**Problem description:**
In the material below, some lines carry "motorn". Copy each such line.

**Records shown:**
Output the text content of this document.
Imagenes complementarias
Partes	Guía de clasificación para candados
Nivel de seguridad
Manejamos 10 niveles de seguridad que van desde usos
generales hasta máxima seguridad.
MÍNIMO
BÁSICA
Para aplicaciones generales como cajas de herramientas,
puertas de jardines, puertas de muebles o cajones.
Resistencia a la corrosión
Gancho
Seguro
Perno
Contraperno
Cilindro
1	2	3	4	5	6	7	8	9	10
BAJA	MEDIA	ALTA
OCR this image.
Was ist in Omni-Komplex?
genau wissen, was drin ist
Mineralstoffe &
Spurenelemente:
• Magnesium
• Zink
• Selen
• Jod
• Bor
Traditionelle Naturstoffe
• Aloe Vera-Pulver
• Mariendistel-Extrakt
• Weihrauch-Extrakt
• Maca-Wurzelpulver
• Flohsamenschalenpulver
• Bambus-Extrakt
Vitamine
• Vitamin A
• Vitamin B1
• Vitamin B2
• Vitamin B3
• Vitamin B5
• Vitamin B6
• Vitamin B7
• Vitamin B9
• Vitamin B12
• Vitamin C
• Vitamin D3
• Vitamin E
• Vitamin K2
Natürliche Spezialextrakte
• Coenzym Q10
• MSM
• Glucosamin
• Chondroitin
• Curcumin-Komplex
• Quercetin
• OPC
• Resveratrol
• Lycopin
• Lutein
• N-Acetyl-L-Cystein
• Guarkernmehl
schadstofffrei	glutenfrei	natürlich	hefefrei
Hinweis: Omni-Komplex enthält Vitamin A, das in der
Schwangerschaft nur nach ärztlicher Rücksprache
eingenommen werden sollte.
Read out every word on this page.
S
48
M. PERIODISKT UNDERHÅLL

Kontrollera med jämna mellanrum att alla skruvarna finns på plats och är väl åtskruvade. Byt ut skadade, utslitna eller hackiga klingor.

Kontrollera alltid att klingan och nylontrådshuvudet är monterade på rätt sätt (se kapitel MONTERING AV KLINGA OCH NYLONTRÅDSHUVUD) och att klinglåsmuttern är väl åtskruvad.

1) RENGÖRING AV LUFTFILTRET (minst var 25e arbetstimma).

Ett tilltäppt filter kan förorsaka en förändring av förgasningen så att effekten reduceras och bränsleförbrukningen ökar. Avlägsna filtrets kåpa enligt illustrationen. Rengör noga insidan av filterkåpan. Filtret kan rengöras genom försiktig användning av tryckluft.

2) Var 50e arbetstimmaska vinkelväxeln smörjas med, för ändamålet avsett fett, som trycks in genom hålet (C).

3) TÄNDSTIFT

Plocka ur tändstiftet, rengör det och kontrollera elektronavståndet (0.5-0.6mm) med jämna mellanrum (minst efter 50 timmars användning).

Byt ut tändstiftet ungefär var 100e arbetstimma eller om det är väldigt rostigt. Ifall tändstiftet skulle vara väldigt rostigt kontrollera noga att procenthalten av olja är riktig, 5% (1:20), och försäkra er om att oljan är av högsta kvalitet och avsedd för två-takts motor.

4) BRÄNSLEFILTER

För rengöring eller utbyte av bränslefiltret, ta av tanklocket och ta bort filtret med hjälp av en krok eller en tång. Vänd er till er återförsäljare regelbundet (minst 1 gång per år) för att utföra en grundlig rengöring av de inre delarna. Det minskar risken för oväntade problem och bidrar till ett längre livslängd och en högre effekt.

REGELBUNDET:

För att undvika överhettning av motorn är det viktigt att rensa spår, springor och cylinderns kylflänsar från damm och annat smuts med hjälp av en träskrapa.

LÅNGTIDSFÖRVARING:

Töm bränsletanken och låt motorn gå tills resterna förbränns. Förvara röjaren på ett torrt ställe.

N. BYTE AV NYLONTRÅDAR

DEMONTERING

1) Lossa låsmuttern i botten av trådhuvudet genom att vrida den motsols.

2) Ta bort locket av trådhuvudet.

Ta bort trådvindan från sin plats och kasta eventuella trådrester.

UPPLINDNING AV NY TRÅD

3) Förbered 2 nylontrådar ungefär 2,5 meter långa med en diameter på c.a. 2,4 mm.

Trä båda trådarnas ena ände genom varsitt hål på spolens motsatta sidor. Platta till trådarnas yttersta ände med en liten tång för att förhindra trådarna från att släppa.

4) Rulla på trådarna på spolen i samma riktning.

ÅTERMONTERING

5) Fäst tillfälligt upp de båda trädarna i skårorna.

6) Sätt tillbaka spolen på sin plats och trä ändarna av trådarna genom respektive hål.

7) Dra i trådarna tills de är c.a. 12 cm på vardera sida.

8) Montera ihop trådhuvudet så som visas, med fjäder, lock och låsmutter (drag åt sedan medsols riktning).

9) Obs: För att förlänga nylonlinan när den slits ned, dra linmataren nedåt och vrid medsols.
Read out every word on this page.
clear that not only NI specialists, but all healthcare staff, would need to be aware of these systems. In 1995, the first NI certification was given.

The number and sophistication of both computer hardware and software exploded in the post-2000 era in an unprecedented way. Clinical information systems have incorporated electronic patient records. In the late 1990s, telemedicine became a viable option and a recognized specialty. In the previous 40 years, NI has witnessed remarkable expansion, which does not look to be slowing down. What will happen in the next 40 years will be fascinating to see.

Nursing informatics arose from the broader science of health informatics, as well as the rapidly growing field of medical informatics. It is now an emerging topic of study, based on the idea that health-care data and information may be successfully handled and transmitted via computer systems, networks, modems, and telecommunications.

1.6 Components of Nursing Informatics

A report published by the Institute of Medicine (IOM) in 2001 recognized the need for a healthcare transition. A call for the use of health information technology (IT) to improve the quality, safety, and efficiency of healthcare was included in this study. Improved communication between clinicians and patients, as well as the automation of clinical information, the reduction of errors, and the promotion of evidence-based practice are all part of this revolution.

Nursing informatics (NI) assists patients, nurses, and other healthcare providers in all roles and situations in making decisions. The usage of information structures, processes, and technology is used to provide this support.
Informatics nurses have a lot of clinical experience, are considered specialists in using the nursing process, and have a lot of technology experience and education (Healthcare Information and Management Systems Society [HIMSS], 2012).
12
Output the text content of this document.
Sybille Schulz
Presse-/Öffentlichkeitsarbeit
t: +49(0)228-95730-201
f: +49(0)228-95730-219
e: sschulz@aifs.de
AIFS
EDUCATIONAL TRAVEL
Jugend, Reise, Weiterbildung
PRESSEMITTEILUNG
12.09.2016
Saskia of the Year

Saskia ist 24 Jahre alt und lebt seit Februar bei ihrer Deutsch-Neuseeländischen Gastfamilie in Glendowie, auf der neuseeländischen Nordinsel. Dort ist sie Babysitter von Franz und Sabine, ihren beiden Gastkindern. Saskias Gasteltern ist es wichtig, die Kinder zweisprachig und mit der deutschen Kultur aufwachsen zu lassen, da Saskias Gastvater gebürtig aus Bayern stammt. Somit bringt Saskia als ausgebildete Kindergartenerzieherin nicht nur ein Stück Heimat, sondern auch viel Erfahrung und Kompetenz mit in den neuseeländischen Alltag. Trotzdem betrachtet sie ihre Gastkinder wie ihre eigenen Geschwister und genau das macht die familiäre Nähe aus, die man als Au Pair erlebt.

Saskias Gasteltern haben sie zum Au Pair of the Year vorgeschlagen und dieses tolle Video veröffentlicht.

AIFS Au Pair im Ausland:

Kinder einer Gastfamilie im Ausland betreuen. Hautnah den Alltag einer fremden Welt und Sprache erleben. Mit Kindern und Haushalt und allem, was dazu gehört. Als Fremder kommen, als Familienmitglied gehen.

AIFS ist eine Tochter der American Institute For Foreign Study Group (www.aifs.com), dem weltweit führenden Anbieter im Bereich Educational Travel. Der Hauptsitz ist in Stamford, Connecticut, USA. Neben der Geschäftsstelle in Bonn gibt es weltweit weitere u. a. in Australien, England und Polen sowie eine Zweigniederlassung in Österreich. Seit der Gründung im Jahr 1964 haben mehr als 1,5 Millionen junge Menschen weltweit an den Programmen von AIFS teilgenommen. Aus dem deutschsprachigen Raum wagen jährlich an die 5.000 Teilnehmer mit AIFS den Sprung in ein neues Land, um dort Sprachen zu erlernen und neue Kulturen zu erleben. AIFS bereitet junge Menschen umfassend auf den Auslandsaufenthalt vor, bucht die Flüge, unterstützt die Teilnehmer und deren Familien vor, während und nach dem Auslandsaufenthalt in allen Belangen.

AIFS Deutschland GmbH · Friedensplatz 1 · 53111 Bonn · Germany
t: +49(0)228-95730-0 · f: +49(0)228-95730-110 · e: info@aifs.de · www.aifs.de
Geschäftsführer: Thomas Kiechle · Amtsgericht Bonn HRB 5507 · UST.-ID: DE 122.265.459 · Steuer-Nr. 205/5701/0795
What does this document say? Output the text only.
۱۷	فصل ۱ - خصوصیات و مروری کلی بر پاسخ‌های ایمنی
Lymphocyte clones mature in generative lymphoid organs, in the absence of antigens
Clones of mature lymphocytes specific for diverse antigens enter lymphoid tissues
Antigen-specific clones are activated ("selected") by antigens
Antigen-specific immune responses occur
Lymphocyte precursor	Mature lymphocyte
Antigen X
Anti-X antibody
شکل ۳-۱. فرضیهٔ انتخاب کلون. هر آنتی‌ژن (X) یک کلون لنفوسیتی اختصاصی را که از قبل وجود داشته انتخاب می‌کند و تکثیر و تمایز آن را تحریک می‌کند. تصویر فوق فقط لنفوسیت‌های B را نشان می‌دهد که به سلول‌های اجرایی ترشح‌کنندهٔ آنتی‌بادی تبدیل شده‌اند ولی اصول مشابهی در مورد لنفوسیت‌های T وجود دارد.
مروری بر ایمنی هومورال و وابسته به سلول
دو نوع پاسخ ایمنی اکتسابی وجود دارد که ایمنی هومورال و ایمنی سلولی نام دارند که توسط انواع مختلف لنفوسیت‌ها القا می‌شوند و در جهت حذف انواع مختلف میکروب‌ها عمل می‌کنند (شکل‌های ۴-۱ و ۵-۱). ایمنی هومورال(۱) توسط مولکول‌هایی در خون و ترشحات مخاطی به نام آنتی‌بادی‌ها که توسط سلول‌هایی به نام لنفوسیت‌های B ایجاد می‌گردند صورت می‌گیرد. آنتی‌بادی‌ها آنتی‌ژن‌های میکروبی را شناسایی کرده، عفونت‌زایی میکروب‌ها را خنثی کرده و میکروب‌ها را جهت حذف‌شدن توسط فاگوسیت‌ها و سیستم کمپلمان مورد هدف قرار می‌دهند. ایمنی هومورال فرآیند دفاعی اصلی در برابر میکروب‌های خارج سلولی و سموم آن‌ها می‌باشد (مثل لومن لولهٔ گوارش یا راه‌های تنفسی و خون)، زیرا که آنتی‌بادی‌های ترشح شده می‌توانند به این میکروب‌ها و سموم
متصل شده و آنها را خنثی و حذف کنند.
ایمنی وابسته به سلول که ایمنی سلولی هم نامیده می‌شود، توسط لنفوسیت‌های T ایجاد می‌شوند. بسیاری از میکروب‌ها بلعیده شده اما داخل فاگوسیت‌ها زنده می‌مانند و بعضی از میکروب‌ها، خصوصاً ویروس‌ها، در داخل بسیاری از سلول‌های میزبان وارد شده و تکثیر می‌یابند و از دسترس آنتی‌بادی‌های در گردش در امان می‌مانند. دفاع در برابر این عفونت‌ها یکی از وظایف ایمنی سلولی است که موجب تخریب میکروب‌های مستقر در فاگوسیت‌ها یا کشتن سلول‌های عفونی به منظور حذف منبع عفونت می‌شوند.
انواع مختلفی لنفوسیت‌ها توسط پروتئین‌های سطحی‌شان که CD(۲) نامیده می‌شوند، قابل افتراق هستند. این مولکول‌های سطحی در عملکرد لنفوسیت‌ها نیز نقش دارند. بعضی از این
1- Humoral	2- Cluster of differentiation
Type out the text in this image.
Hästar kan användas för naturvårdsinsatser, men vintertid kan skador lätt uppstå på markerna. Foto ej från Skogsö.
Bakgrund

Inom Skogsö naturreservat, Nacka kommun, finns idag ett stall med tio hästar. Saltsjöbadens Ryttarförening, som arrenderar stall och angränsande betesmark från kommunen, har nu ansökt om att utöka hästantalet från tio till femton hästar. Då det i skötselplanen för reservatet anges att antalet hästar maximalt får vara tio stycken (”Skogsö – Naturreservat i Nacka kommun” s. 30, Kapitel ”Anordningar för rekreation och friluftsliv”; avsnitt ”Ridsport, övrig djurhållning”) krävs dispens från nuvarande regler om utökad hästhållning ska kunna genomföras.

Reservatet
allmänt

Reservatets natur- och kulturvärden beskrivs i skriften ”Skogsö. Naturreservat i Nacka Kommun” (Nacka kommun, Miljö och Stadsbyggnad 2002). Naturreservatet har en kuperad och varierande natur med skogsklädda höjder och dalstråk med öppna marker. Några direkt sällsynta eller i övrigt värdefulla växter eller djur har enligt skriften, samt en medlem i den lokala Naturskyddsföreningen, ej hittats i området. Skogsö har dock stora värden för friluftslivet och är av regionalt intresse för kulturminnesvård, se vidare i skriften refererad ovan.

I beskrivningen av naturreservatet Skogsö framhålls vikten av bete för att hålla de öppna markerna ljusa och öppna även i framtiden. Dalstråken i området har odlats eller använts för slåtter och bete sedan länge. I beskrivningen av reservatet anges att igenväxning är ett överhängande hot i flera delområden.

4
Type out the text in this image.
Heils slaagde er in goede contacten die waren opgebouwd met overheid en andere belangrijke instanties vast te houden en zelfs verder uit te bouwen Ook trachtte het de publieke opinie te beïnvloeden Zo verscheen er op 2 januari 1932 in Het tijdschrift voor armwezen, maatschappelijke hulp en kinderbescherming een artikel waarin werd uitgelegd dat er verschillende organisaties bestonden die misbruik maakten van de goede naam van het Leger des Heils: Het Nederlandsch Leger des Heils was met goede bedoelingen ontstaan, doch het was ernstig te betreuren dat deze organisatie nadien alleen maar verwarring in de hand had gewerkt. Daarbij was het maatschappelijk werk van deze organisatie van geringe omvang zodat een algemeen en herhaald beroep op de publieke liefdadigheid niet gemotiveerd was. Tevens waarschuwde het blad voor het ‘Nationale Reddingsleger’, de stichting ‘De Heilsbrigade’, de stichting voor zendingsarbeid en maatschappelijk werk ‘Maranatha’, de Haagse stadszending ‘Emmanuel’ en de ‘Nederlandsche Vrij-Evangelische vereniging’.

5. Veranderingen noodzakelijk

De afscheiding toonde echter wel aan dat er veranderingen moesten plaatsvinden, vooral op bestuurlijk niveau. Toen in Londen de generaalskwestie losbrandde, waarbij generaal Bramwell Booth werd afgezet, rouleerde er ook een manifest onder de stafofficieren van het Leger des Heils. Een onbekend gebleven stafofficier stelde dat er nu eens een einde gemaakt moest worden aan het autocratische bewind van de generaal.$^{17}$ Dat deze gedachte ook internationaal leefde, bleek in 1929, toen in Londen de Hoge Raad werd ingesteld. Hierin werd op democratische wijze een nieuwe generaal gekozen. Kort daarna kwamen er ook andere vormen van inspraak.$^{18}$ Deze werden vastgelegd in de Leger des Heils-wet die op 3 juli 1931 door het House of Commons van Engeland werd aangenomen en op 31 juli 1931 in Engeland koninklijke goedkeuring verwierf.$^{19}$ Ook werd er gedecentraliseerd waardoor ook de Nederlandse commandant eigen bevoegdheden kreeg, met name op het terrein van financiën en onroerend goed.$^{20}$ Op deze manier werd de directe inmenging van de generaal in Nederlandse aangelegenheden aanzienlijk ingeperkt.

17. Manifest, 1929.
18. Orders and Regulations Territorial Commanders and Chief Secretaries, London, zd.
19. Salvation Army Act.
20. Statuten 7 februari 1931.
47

**Output for this exercise:**
För att undvika överhettning av motorn är det viktigt att rensa spår, springor och cylinderns kylflänsar från damm och annat smuts med hjälp av en träskrapa.
Töm bränsletanken och låt motorn gå tills resterna förbränns. Förvara röjaren på ett torrt ställe.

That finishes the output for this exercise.